§ **What needs to be done**
Where the word "Warengruppe" occurs in a line, return that line.

Lines of data:
----------------
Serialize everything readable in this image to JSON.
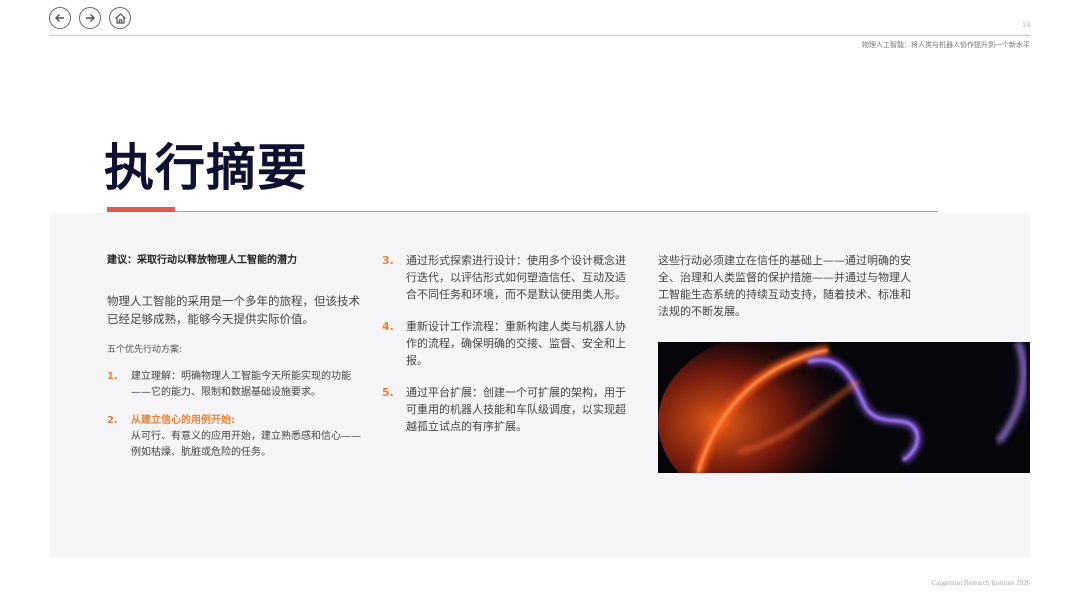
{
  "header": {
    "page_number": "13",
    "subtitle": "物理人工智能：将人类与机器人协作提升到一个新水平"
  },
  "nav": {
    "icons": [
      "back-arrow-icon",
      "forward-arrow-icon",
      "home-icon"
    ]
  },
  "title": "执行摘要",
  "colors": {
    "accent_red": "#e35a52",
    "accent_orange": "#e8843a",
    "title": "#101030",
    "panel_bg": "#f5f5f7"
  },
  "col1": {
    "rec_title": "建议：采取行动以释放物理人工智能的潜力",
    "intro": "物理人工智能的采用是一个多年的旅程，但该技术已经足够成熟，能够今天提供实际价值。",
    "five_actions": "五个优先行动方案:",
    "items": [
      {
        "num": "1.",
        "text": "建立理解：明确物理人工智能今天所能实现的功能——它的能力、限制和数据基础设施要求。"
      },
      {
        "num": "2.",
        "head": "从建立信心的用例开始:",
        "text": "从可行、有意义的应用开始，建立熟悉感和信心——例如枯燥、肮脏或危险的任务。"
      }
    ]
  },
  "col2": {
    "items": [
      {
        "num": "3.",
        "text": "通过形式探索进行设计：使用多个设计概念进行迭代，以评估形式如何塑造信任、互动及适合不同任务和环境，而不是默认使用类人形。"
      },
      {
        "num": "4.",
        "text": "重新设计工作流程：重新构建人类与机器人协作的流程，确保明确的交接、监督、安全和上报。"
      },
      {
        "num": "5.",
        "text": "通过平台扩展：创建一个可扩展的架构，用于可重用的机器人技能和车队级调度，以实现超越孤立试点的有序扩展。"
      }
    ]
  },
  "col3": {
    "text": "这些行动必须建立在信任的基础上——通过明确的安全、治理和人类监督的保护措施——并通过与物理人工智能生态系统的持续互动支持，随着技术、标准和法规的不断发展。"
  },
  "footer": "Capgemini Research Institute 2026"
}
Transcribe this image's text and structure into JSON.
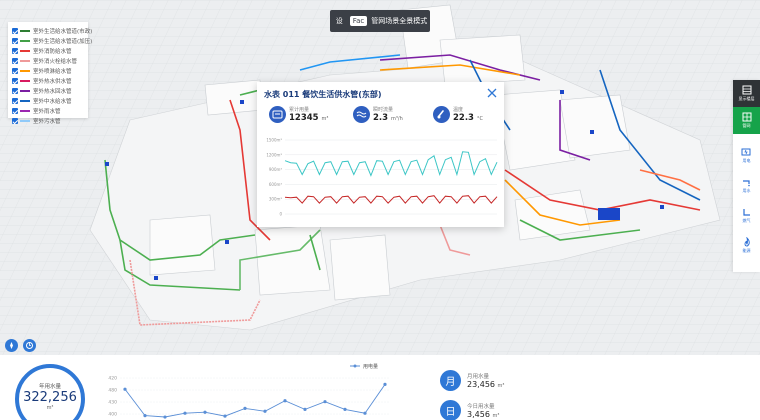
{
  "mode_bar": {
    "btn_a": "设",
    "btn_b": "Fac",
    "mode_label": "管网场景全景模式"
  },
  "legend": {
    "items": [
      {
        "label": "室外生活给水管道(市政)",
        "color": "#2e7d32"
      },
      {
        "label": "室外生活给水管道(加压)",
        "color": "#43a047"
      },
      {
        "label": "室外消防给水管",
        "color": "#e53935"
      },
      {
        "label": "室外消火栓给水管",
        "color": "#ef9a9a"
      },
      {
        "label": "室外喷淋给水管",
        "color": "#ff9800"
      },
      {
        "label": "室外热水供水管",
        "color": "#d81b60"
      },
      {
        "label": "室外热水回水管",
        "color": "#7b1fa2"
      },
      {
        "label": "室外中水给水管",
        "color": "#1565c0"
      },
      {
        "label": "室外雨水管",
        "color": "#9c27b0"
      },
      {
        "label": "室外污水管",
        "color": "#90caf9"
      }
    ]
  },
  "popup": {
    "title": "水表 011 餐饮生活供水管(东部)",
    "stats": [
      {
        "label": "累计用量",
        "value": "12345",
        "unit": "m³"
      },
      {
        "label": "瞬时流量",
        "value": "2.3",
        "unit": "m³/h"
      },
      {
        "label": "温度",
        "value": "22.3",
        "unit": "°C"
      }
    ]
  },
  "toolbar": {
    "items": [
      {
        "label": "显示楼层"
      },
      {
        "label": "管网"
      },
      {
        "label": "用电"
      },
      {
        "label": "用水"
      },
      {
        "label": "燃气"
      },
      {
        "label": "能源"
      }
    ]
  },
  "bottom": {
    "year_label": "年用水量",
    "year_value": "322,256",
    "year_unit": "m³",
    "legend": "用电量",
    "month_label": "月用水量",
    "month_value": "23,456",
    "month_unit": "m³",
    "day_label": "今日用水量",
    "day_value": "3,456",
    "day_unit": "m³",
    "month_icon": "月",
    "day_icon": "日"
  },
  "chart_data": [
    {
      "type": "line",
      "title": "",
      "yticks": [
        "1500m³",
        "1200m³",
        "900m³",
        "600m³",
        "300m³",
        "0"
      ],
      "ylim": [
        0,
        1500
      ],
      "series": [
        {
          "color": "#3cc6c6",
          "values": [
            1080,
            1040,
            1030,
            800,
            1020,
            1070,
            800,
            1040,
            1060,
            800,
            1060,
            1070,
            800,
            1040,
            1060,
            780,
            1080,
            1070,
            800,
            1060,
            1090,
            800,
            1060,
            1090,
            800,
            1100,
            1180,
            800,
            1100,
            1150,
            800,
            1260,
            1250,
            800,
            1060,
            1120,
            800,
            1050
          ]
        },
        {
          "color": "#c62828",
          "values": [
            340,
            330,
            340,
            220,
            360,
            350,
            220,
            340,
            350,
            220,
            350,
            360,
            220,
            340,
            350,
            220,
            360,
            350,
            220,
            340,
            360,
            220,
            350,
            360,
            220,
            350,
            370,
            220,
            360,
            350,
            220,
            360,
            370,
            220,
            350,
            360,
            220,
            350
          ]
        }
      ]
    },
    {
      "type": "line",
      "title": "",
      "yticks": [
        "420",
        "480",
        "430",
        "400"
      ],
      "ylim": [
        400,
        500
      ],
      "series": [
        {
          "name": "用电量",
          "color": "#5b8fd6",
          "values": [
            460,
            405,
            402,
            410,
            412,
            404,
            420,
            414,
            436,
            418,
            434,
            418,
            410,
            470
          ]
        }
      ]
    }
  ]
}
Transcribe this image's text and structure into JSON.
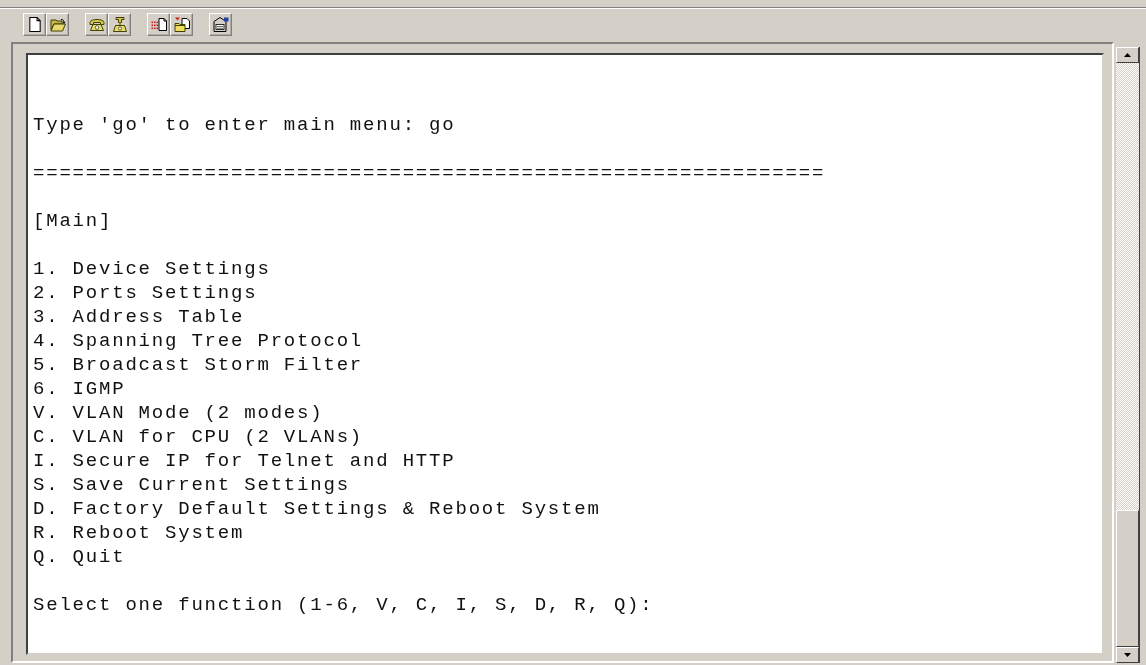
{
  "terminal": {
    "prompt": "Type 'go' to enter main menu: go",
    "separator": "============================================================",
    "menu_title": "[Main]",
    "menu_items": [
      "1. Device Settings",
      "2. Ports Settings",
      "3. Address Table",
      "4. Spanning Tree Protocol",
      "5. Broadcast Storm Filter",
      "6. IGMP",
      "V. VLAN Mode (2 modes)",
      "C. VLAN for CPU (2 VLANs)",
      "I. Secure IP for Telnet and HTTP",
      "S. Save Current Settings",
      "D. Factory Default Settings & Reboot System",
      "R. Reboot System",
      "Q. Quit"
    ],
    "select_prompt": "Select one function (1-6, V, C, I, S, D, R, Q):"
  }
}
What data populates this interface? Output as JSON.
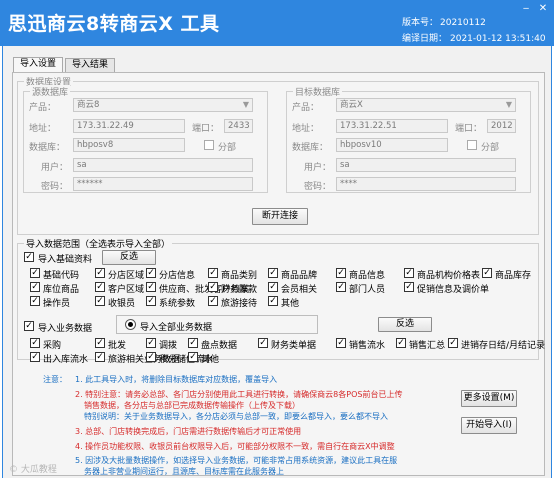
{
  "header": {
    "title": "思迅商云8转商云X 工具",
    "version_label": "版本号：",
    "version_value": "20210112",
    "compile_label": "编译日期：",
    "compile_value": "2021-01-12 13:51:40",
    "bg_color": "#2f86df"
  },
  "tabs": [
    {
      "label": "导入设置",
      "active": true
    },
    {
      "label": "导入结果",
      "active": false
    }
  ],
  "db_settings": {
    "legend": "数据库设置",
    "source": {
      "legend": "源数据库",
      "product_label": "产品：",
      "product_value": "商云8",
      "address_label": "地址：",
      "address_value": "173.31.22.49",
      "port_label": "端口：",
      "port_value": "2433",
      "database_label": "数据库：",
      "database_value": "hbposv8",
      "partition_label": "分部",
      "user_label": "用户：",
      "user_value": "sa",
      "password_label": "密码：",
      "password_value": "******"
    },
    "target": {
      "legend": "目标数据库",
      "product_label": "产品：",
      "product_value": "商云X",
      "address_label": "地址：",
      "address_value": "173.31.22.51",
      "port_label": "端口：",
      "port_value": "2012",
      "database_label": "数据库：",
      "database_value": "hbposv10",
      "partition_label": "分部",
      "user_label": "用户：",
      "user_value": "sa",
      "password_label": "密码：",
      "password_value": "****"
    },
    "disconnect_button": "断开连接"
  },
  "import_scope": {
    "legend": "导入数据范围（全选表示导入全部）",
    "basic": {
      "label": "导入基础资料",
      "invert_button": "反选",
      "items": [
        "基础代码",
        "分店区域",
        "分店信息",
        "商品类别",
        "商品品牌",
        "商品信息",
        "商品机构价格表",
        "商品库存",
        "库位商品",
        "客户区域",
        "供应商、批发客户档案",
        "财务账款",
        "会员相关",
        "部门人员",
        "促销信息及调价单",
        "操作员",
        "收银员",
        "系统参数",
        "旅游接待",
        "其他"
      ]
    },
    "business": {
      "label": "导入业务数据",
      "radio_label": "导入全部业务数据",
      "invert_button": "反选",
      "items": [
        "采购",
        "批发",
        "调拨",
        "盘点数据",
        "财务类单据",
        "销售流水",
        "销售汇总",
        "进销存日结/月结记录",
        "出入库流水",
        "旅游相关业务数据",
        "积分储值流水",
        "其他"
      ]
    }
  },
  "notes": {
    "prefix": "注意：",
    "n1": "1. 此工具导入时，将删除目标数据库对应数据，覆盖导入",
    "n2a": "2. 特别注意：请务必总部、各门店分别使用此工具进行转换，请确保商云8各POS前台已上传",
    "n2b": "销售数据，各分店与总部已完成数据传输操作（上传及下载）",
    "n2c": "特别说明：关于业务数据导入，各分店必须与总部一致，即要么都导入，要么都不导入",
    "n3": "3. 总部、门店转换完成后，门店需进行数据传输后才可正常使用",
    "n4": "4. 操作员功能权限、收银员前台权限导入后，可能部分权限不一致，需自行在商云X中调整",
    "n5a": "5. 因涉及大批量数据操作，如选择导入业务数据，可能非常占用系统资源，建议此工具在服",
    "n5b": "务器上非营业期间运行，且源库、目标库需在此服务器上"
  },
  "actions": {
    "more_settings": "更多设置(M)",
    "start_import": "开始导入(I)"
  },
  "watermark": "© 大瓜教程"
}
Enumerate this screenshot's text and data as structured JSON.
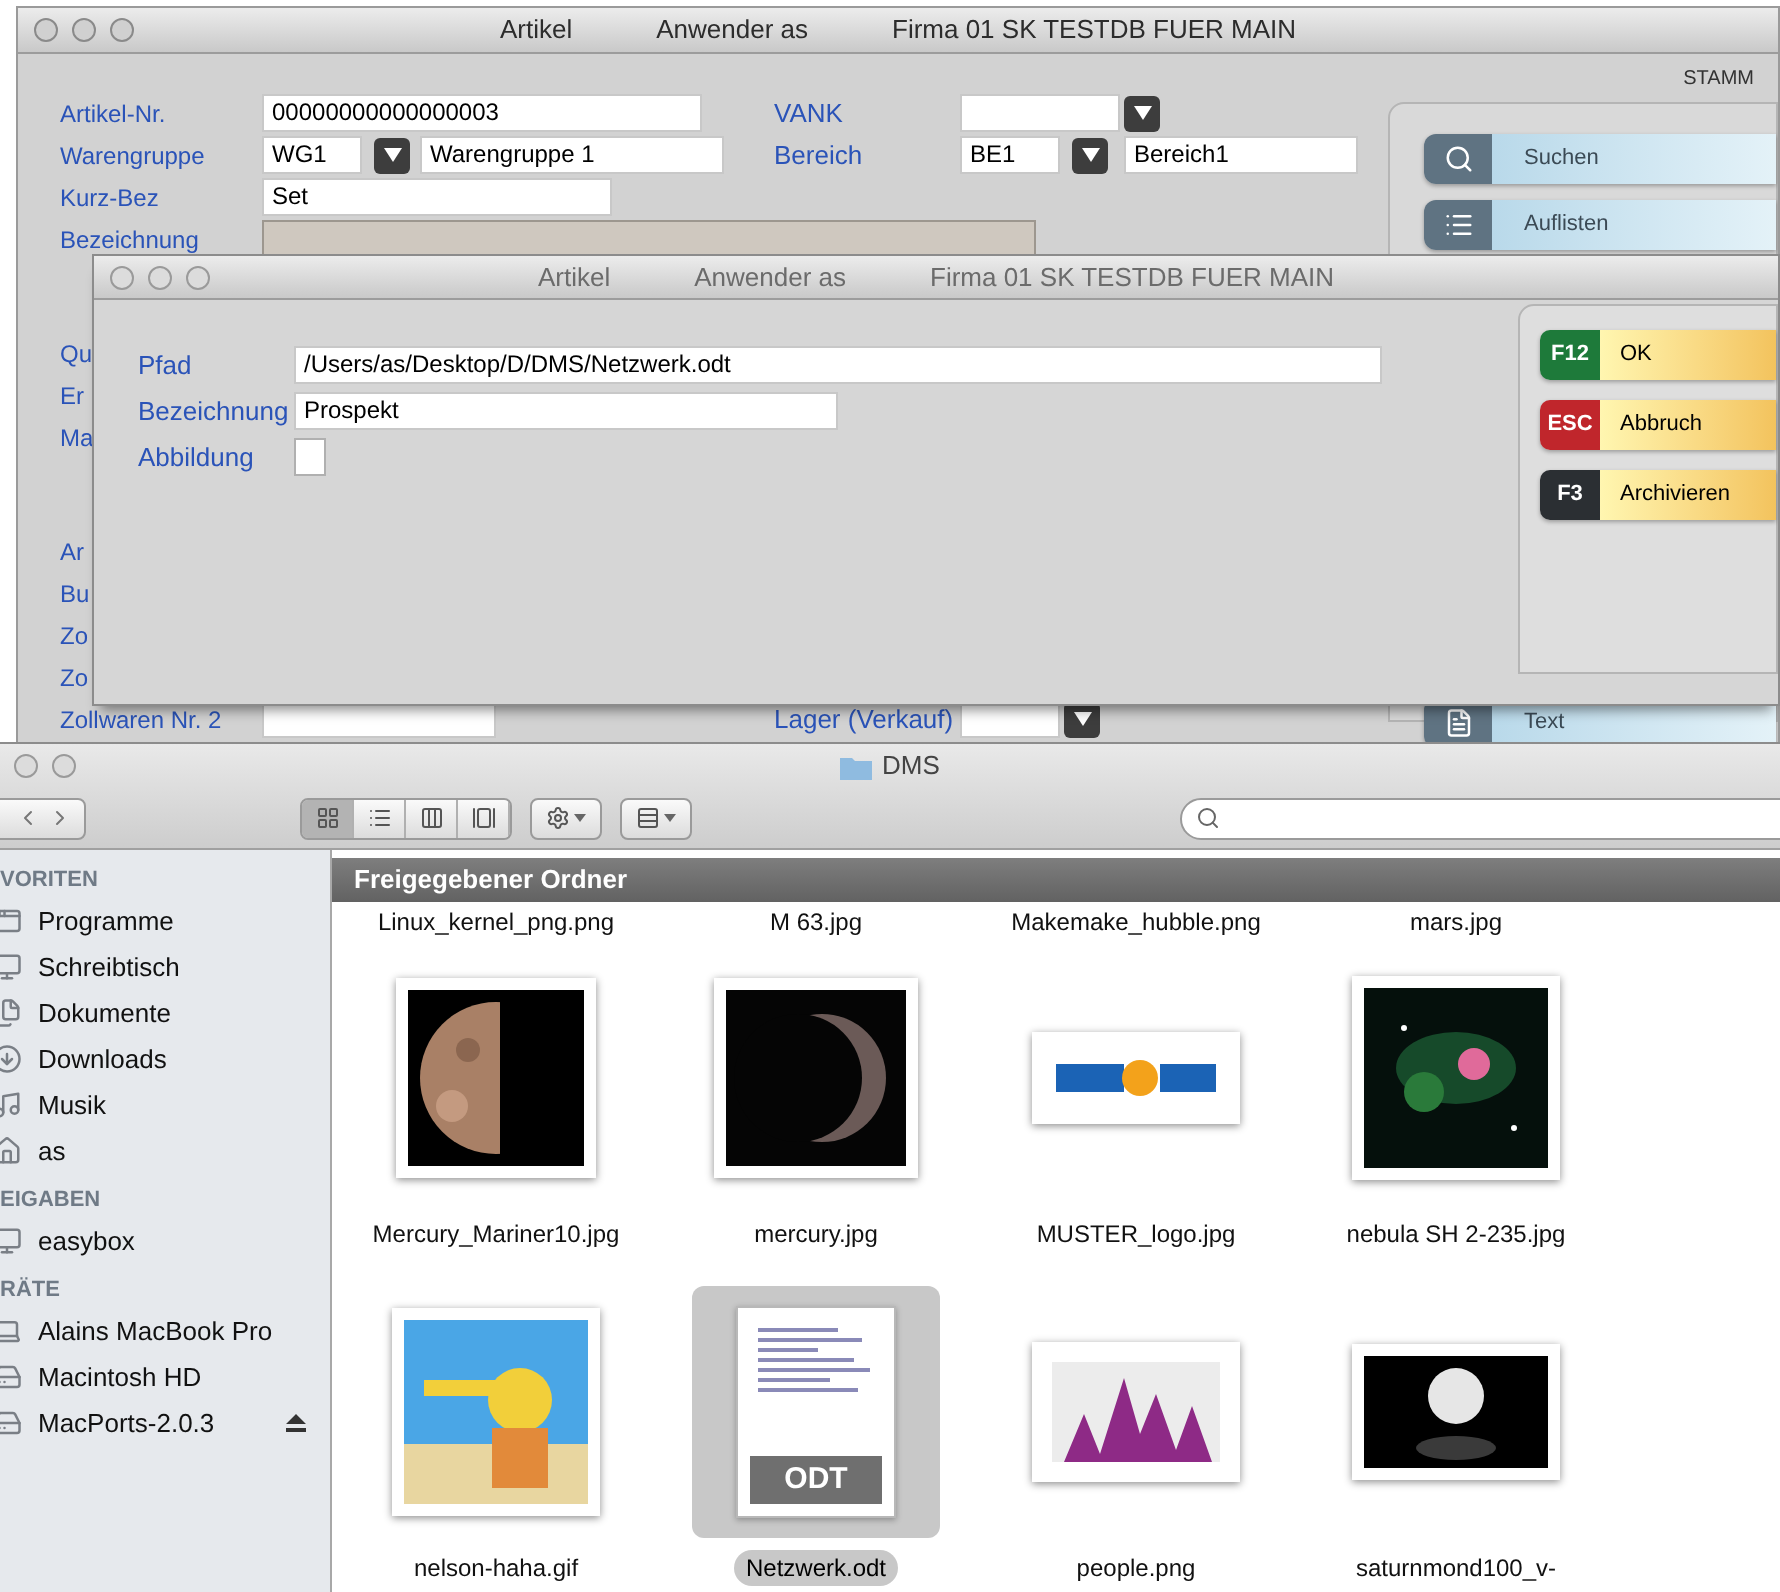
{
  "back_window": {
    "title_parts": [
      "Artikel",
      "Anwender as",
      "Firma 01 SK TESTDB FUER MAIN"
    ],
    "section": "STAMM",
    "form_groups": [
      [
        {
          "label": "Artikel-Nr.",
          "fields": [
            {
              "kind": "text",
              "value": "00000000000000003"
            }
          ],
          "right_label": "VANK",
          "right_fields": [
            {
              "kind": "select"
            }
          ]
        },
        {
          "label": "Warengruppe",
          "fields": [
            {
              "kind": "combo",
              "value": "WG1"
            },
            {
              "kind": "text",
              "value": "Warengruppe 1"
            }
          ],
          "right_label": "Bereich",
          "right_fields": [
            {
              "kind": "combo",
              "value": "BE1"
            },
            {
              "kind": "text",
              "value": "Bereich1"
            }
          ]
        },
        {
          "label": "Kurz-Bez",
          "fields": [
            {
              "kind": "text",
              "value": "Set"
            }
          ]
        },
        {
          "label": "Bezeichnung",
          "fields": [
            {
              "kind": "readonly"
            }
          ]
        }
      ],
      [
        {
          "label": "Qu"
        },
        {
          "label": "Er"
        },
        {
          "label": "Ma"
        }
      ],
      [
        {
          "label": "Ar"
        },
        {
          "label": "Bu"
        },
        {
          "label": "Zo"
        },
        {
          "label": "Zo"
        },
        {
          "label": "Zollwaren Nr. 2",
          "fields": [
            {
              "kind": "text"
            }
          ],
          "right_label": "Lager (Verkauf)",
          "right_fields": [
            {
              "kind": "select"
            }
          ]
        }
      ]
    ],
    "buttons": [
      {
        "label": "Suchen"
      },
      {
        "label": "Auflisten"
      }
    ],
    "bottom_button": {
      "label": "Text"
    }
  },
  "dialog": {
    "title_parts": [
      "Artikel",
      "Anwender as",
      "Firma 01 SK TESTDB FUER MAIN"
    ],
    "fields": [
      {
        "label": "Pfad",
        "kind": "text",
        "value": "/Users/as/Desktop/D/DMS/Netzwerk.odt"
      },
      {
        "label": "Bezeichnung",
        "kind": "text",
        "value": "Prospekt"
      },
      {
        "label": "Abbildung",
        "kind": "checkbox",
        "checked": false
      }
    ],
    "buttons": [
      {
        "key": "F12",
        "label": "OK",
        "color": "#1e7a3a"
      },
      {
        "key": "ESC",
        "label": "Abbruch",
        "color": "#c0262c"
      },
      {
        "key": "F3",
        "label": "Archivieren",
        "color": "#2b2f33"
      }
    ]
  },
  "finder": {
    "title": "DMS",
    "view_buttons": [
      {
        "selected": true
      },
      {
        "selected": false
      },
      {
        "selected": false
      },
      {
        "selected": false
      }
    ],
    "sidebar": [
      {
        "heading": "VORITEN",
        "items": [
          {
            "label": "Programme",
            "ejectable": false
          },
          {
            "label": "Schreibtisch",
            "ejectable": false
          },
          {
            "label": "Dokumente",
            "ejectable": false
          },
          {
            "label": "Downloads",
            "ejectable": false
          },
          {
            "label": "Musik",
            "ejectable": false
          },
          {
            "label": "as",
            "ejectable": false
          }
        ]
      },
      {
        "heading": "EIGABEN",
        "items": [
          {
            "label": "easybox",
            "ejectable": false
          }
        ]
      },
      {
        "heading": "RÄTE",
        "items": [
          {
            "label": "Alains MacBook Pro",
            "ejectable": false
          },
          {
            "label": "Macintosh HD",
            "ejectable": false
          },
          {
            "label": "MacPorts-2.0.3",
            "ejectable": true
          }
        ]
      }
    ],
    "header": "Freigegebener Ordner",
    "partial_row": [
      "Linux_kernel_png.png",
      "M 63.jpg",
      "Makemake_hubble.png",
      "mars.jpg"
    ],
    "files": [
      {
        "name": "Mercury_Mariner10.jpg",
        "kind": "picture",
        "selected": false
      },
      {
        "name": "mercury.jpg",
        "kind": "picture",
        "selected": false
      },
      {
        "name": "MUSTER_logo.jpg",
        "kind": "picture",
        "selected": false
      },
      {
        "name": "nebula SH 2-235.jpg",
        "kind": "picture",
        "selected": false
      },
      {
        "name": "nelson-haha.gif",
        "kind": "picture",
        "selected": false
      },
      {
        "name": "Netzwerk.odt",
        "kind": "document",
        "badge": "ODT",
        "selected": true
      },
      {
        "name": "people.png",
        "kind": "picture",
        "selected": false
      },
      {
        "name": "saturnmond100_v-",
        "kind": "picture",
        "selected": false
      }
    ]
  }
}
----------------
§ **Answer for this exercise**
          "label": "Warengruppe",
              "value": "Warengruppe 1"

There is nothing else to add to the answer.